Transcribe all the entries word for word, omitting any pictures they contain.

########################################

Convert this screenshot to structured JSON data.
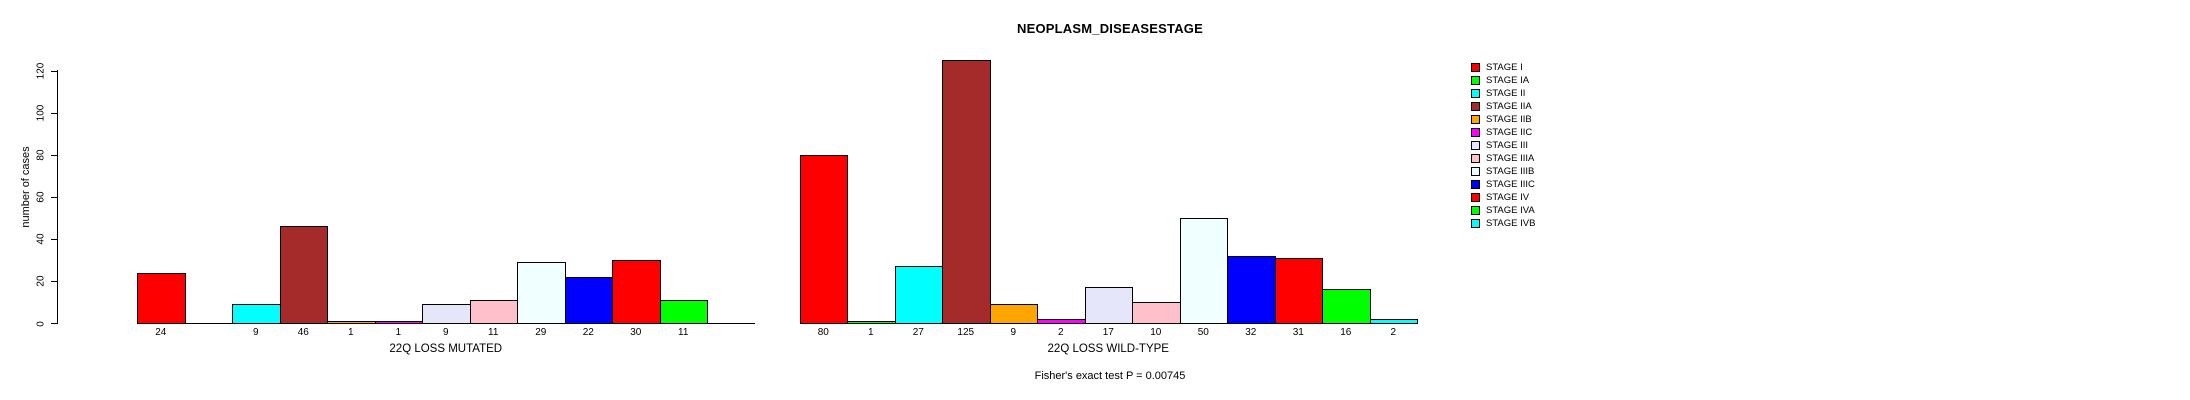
{
  "chart_data": {
    "type": "bar",
    "title": "NEOPLASM_DISEASESTAGE",
    "ylabel": "number of cases",
    "annotation": "Fisher's exact test P = 0.00745",
    "categories": [
      "STAGE I",
      "STAGE IA",
      "STAGE II",
      "STAGE IIA",
      "STAGE IIB",
      "STAGE IIC",
      "STAGE III",
      "STAGE IIIA",
      "STAGE IIIB",
      "STAGE IIIC",
      "STAGE IV",
      "STAGE IVA",
      "STAGE IVB"
    ],
    "colors": [
      "#FF0000",
      "#00FF00",
      "#00FFFF",
      "#A52A2A",
      "#FFA500",
      "#FF00FF",
      "#E6E6FA",
      "#FFC0CB",
      "#F0FFFF",
      "#0000FF",
      "#FF0000",
      "#00FF00",
      "#00FFFF"
    ],
    "series": [
      {
        "name": "22Q LOSS MUTATED",
        "values": [
          24,
          0,
          9,
          46,
          1,
          1,
          9,
          11,
          29,
          22,
          30,
          11,
          0
        ]
      },
      {
        "name": "22Q LOSS WILD-TYPE",
        "values": [
          80,
          1,
          27,
          125,
          9,
          2,
          17,
          10,
          50,
          32,
          31,
          16,
          2
        ]
      }
    ],
    "yticks": [
      0,
      20,
      40,
      60,
      80,
      100,
      120
    ],
    "ylim": [
      0,
      120
    ],
    "grid": false,
    "legend_position": "right",
    "notes": "bar value labels shown below each bar; zero-value bars and labels omitted"
  }
}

########################################

> Response to this exercise
Convert this screenshot to structured JSON data.
{
  "chart_data": {
    "type": "bar",
    "title": "NEOPLASM_DISEASESTAGE",
    "ylabel": "number of cases",
    "annotation": "Fisher's exact test P = 0.00745",
    "categories": [
      "STAGE I",
      "STAGE IA",
      "STAGE II",
      "STAGE IIA",
      "STAGE IIB",
      "STAGE IIC",
      "STAGE III",
      "STAGE IIIA",
      "STAGE IIIB",
      "STAGE IIIC",
      "STAGE IV",
      "STAGE IVA",
      "STAGE IVB"
    ],
    "colors": [
      "#FF0000",
      "#00FF00",
      "#00FFFF",
      "#A52A2A",
      "#FFA500",
      "#FF00FF",
      "#E6E6FA",
      "#FFC0CB",
      "#F0FFFF",
      "#0000FF",
      "#FF0000",
      "#00FF00",
      "#00FFFF"
    ],
    "series": [
      {
        "name": "22Q LOSS MUTATED",
        "values": [
          24,
          0,
          9,
          46,
          1,
          1,
          9,
          11,
          29,
          22,
          30,
          11,
          0
        ]
      },
      {
        "name": "22Q LOSS WILD-TYPE",
        "values": [
          80,
          1,
          27,
          125,
          9,
          2,
          17,
          10,
          50,
          32,
          31,
          16,
          2
        ]
      }
    ],
    "yticks": [
      0,
      20,
      40,
      60,
      80,
      100,
      120
    ],
    "ylim": [
      0,
      120
    ],
    "grid": false,
    "legend_position": "right",
    "notes": "bar value labels shown below each bar; zero-value bars and labels omitted"
  }
}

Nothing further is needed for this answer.